*Stored entries*
--- begin ---

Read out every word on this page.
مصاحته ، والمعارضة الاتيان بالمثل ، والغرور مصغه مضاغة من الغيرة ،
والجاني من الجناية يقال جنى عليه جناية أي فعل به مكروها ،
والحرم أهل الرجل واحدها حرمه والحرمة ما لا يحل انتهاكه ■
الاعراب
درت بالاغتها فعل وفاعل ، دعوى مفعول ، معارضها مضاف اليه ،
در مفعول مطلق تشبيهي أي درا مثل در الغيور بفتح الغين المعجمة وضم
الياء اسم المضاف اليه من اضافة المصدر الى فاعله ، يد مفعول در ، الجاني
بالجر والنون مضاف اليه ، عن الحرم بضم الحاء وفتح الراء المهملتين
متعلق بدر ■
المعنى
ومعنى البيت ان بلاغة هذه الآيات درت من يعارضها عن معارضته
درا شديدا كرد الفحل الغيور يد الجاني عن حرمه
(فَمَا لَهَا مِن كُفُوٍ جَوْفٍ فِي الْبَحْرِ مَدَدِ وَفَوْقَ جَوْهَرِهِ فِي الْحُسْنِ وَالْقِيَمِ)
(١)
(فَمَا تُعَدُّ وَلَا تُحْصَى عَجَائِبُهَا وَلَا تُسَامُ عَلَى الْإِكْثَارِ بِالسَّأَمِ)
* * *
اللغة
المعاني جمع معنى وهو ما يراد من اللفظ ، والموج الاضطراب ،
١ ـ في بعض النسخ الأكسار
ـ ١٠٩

--- end ---

*What you are asked to do*
Write out the whole listing again. Match it word for word.

*Result of this exercise*
Read out every word on this page.
مصاحته ، والمعارضة الاتيان بالمثل ، والغرور مصغه مضاغة من الغيرة ،
والجاني من الجناية يقال جنى عليه جناية أي فعل به مكروها ،
والحرم أهل الرجل واحدها حرمه والحرمة ما لا يحل انتهاكه ■
الاعراب
درت بالاغتها فعل وفاعل ، دعوى مفعول ، معارضها مضاف اليه ،
در مفعول مطلق تشبيهي أي درا مثل در الغيور بفتح الغين المعجمة وضم
الياء اسم المضاف اليه من اضافة المصدر الى فاعله ، يد مفعول در ، الجاني
بالجر والنون مضاف اليه ، عن الحرم بضم الحاء وفتح الراء المهملتين
متعلق بدر ■
المعنى
ومعنى البيت ان بلاغة هذه الآيات درت من يعارضها عن معارضته
درا شديدا كرد الفحل الغيور يد الجاني عن حرمه
(فَمَا لَهَا مِن كُفُوٍ جَوْفٍ فِي الْبَحْرِ مَدَدِ وَفَوْقَ جَوْهَرِهِ فِي الْحُسْنِ وَالْقِيَمِ)
(١)
(فَمَا تُعَدُّ وَلَا تُحْصَى عَجَائِبُهَا وَلَا تُسَامُ عَلَى الْإِكْثَارِ بِالسَّأَمِ)
* * *
اللغة
المعاني جمع معنى وهو ما يراد من اللفظ ، والموج الاضطراب ،
١ ـ في بعض النسخ الأكسار
ـ ١٠٩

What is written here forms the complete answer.